> [Task goal]: Reproduce the listing below character for character; drop every image.

> [Dataset excerpt]:
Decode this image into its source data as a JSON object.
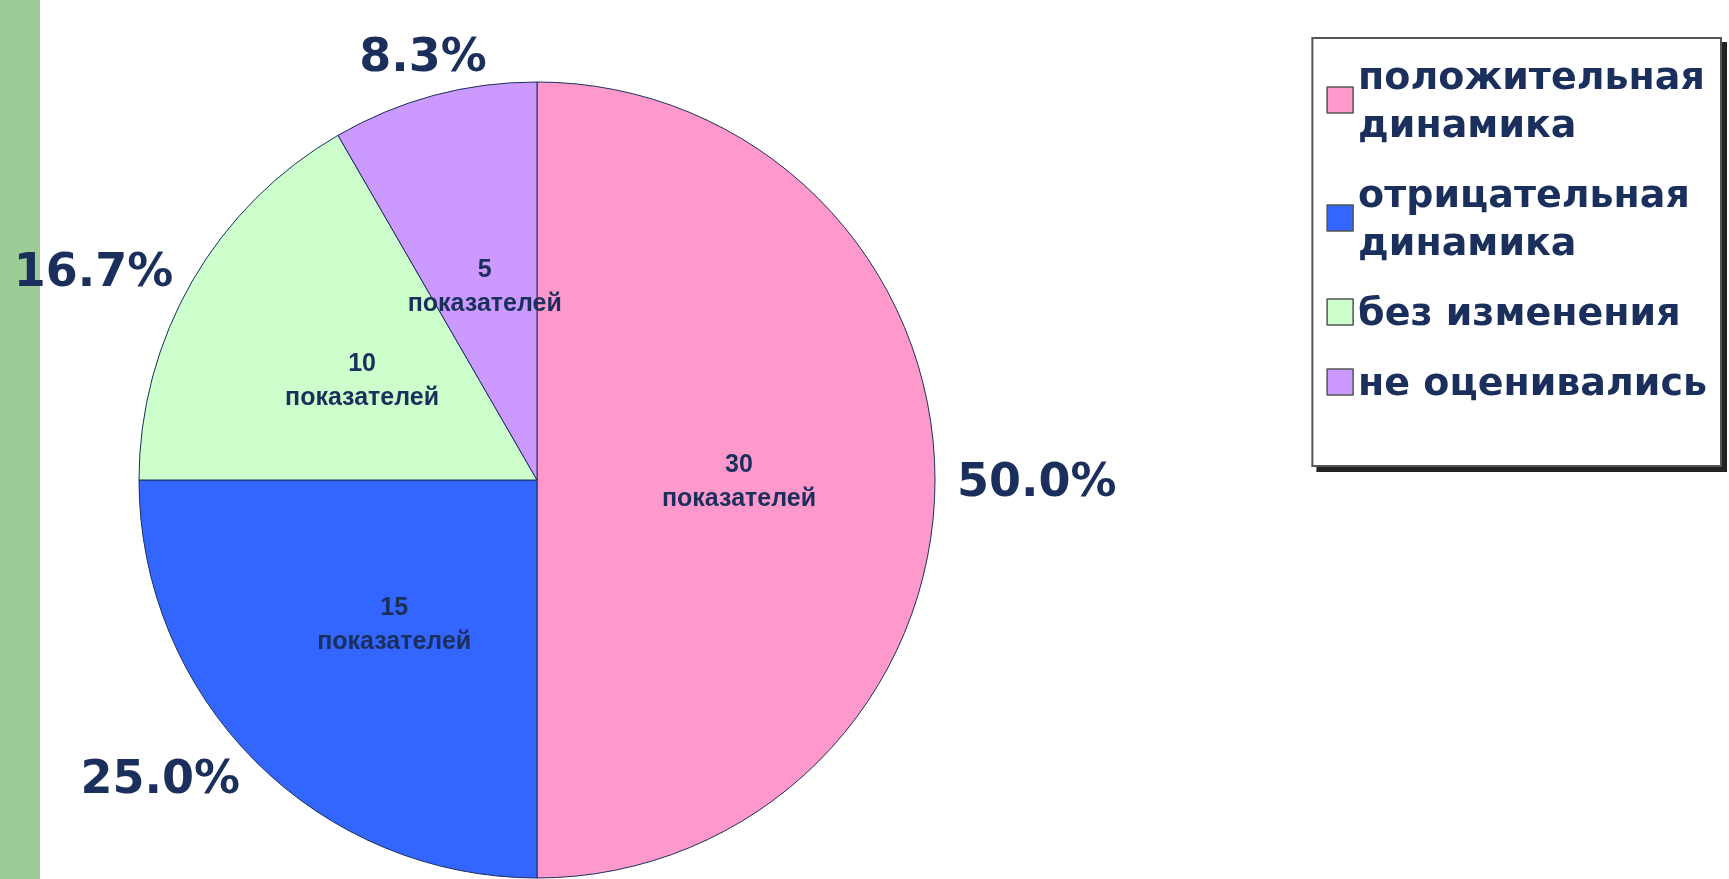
{
  "chart_data": {
    "type": "pie",
    "categories": [
      "положительная динамика",
      "отрицательная динамика",
      "без изменения",
      "не оценивались"
    ],
    "values": [
      30,
      15,
      10,
      5
    ],
    "colors": [
      "#ff99cc",
      "#3366ff",
      "#ccffcc",
      "#cc99ff"
    ],
    "value_labels": [
      "30 показателей",
      "15 показателей",
      "10 показателей",
      "5 показателей"
    ],
    "annotations": [
      "50.0%",
      "25.0%",
      "16.7%",
      "8.3%"
    ],
    "legend": "top right"
  }
}
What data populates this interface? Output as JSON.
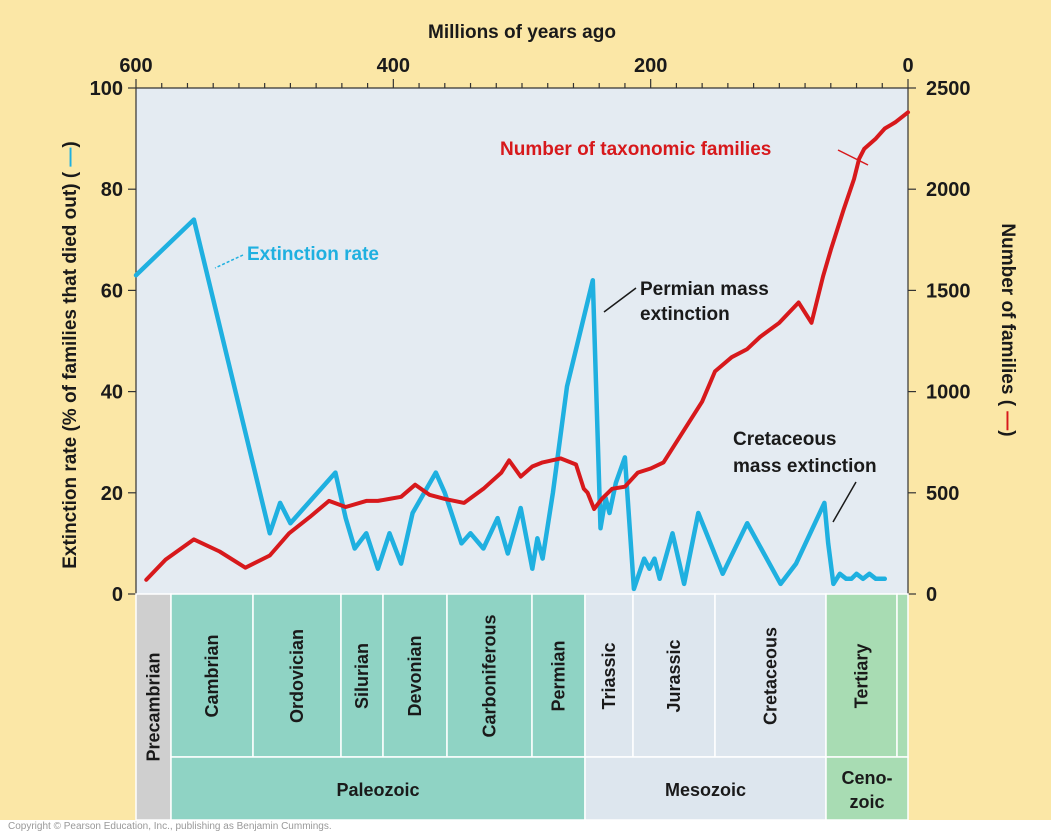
{
  "colors": {
    "background": "#fbe7a6",
    "plot_area": "#e4ebf2",
    "extinction_line": "#1fb0e0",
    "families_line": "#d7191c",
    "paleozoic": "#8fd3c4",
    "mesozoic": "#dde6ee",
    "cenozoic": "#a8dcb3",
    "precambrian": "#cfcfcf"
  },
  "chart_data": {
    "type": "line",
    "x_axis": {
      "title": "Millions of years ago",
      "ticks": [
        "600",
        "400",
        "200",
        "0"
      ],
      "range": [
        600,
        0
      ],
      "reversed": true,
      "position": "top"
    },
    "y_left": {
      "title": "Extinction rate (% of families that died out) (",
      "ticks": [
        "0",
        "20",
        "40",
        "60",
        "80",
        "100"
      ],
      "range": [
        0,
        100
      ]
    },
    "y_right": {
      "title": "Number of families (",
      "ticks": [
        "0",
        "500",
        "1000",
        "1500",
        "2000",
        "2500"
      ],
      "range": [
        0,
        2500
      ]
    },
    "grid": false,
    "series": [
      {
        "name": "Extinction rate",
        "axis": "left",
        "color": "#1fb0e0",
        "x": [
          600,
          555,
          496,
          488,
          480,
          445,
          437,
          430,
          421,
          412,
          403,
          394,
          385,
          367,
          360,
          347,
          340,
          330,
          319,
          311,
          301,
          292,
          288,
          284,
          276,
          265,
          245,
          239,
          235,
          232,
          227,
          220,
          213,
          205,
          201,
          197,
          193,
          183,
          174,
          163,
          144,
          125,
          99,
          87,
          65,
          62,
          58,
          53,
          48,
          44,
          40,
          35,
          30,
          25,
          18
        ],
        "y": [
          63,
          74,
          12,
          18,
          14,
          24,
          15,
          9,
          12,
          5,
          12,
          6,
          16,
          24,
          20,
          10,
          12,
          9,
          15,
          8,
          17,
          5,
          11,
          7,
          20,
          41,
          62,
          13,
          19,
          16,
          22,
          27,
          1,
          7,
          5,
          7,
          3,
          12,
          2,
          16,
          4,
          14,
          2,
          6,
          18,
          10,
          2,
          4,
          3,
          3,
          4,
          3,
          4,
          3,
          3
        ]
      },
      {
        "name": "Number of taxonomic families",
        "axis": "right",
        "color": "#d7191c",
        "x": [
          592,
          577,
          555,
          535,
          515,
          496,
          481,
          465,
          450,
          437,
          421,
          412,
          403,
          394,
          383,
          372,
          360,
          345,
          330,
          323,
          316,
          310,
          301,
          292,
          284,
          270,
          258,
          252,
          249,
          244,
          238,
          230,
          220,
          210,
          200,
          190,
          175,
          160,
          150,
          137,
          125,
          115,
          100,
          85,
          75,
          66,
          60,
          50,
          42,
          38,
          34,
          25,
          18,
          10,
          0
        ],
        "y": [
          70,
          170,
          270,
          210,
          130,
          190,
          300,
          380,
          460,
          430,
          460,
          460,
          470,
          480,
          540,
          490,
          470,
          450,
          520,
          560,
          600,
          660,
          580,
          630,
          650,
          670,
          640,
          520,
          500,
          420,
          470,
          520,
          530,
          600,
          620,
          650,
          800,
          950,
          1100,
          1170,
          1210,
          1270,
          1340,
          1440,
          1340,
          1570,
          1700,
          1900,
          2050,
          2150,
          2200,
          2250,
          2300,
          2330,
          2380
        ]
      }
    ],
    "annotations": [
      {
        "text": "Number of taxonomic families",
        "color": "#d7191c",
        "points_to_series": "Number of taxonomic families"
      },
      {
        "text": "Extinction rate",
        "color": "#1fb0e0",
        "points_to_series": "Extinction rate"
      },
      {
        "text": "Permian mass",
        "line2": "extinction",
        "color": "#1a1a1a"
      },
      {
        "text": "Cretaceous",
        "line2": "mass extinction",
        "color": "#1a1a1a"
      }
    ],
    "periods": [
      {
        "name": "Precambrian",
        "era": "precambrian"
      },
      {
        "name": "Cambrian",
        "era": "paleozoic"
      },
      {
        "name": "Ordovician",
        "era": "paleozoic"
      },
      {
        "name": "Silurian",
        "era": "paleozoic"
      },
      {
        "name": "Devonian",
        "era": "paleozoic"
      },
      {
        "name": "Carboniferous",
        "era": "paleozoic"
      },
      {
        "name": "Permian",
        "era": "paleozoic"
      },
      {
        "name": "Triassic",
        "era": "mesozoic"
      },
      {
        "name": "Jurassic",
        "era": "mesozoic"
      },
      {
        "name": "Cretaceous",
        "era": "mesozoic"
      },
      {
        "name": "Tertiary",
        "era": "cenozoic"
      },
      {
        "name": "",
        "era": "cenozoic"
      }
    ],
    "eras": [
      {
        "name": "Paleozoic",
        "key": "paleozoic"
      },
      {
        "name": "Mesozoic",
        "key": "mesozoic"
      },
      {
        "name": "Ceno-",
        "line2": "zoic",
        "key": "cenozoic"
      }
    ]
  }
}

> [Task response]:
Decode this image into its source data as a JSON object.
{
  "chart_data": {
    "type": "pie",
    "categories": [
      "положительная динамика",
      "отрицательная динамика",
      "без изменения",
      "не оценивались"
    ],
    "values": [
      30,
      15,
      10,
      5
    ],
    "colors": [
      "#ff99cc",
      "#3366ff",
      "#ccffcc",
      "#cc99ff"
    ],
    "value_labels": [
      "30 показателей",
      "15 показателей",
      "10 показателей",
      "5 показателей"
    ],
    "annotations": [
      "50.0%",
      "25.0%",
      "16.7%",
      "8.3%"
    ],
    "legend": "top right"
  }
}
What data populates this interface? Output as JSON.
{
  "colors": {
    "background": "#fbe7a6",
    "plot_area": "#e4ebf2",
    "extinction_line": "#1fb0e0",
    "families_line": "#d7191c",
    "paleozoic": "#8fd3c4",
    "mesozoic": "#dde6ee",
    "cenozoic": "#a8dcb3",
    "precambrian": "#cfcfcf"
  },
  "chart_data": {
    "type": "line",
    "x_axis": {
      "title": "Millions of years ago",
      "ticks": [
        "600",
        "400",
        "200",
        "0"
      ],
      "range": [
        600,
        0
      ],
      "reversed": true,
      "position": "top"
    },
    "y_left": {
      "title": "Extinction rate (% of families that died out) (",
      "ticks": [
        "0",
        "20",
        "40",
        "60",
        "80",
        "100"
      ],
      "range": [
        0,
        100
      ]
    },
    "y_right": {
      "title": "Number of families (",
      "ticks": [
        "0",
        "500",
        "1000",
        "1500",
        "2000",
        "2500"
      ],
      "range": [
        0,
        2500
      ]
    },
    "grid": false,
    "series": [
      {
        "name": "Extinction rate",
        "axis": "left",
        "color": "#1fb0e0",
        "x": [
          600,
          555,
          496,
          488,
          480,
          445,
          437,
          430,
          421,
          412,
          403,
          394,
          385,
          367,
          360,
          347,
          340,
          330,
          319,
          311,
          301,
          292,
          288,
          284,
          276,
          265,
          245,
          239,
          235,
          232,
          227,
          220,
          213,
          205,
          201,
          197,
          193,
          183,
          174,
          163,
          144,
          125,
          99,
          87,
          65,
          62,
          58,
          53,
          48,
          44,
          40,
          35,
          30,
          25,
          18
        ],
        "y": [
          63,
          74,
          12,
          18,
          14,
          24,
          15,
          9,
          12,
          5,
          12,
          6,
          16,
          24,
          20,
          10,
          12,
          9,
          15,
          8,
          17,
          5,
          11,
          7,
          20,
          41,
          62,
          13,
          19,
          16,
          22,
          27,
          1,
          7,
          5,
          7,
          3,
          12,
          2,
          16,
          4,
          14,
          2,
          6,
          18,
          10,
          2,
          4,
          3,
          3,
          4,
          3,
          4,
          3,
          3
        ]
      },
      {
        "name": "Number of taxonomic families",
        "axis": "right",
        "color": "#d7191c",
        "x": [
          592,
          577,
          555,
          535,
          515,
          496,
          481,
          465,
          450,
          437,
          421,
          412,
          403,
          394,
          383,
          372,
          360,
          345,
          330,
          323,
          316,
          310,
          301,
          292,
          284,
          270,
          258,
          252,
          249,
          244,
          238,
          230,
          220,
          210,
          200,
          190,
          175,
          160,
          150,
          137,
          125,
          115,
          100,
          85,
          75,
          66,
          60,
          50,
          42,
          38,
          34,
          25,
          18,
          10,
          0
        ],
        "y": [
          70,
          170,
          270,
          210,
          130,
          190,
          300,
          380,
          460,
          430,
          460,
          460,
          470,
          480,
          540,
          490,
          470,
          450,
          520,
          560,
          600,
          660,
          580,
          630,
          650,
          670,
          640,
          520,
          500,
          420,
          470,
          520,
          530,
          600,
          620,
          650,
          800,
          950,
          1100,
          1170,
          1210,
          1270,
          1340,
          1440,
          1340,
          1570,
          1700,
          1900,
          2050,
          2150,
          2200,
          2250,
          2300,
          2330,
          2380
        ]
      }
    ],
    "annotations": [
      {
        "text": "Number of taxonomic families",
        "color": "#d7191c",
        "points_to_series": "Number of taxonomic families"
      },
      {
        "text": "Extinction rate",
        "color": "#1fb0e0",
        "points_to_series": "Extinction rate"
      },
      {
        "text": "Permian mass",
        "line2": "extinction",
        "color": "#1a1a1a"
      },
      {
        "text": "Cretaceous",
        "line2": "mass extinction",
        "color": "#1a1a1a"
      }
    ],
    "periods": [
      {
        "name": "Precambrian",
        "era": "precambrian"
      },
      {
        "name": "Cambrian",
        "era": "paleozoic"
      },
      {
        "name": "Ordovician",
        "era": "paleozoic"
      },
      {
        "name": "Silurian",
        "era": "paleozoic"
      },
      {
        "name": "Devonian",
        "era": "paleozoic"
      },
      {
        "name": "Carboniferous",
        "era": "paleozoic"
      },
      {
        "name": "Permian",
        "era": "paleozoic"
      },
      {
        "name": "Triassic",
        "era": "mesozoic"
      },
      {
        "name": "Jurassic",
        "era": "mesozoic"
      },
      {
        "name": "Cretaceous",
        "era": "mesozoic"
      },
      {
        "name": "Tertiary",
        "era": "cenozoic"
      },
      {
        "name": "",
        "era": "cenozoic"
      }
    ],
    "eras": [
      {
        "name": "Paleozoic",
        "key": "paleozoic"
      },
      {
        "name": "Mesozoic",
        "key": "mesozoic"
      },
      {
        "name": "Ceno-",
        "line2": "zoic",
        "key": "cenozoic"
      }
    ]
  }
}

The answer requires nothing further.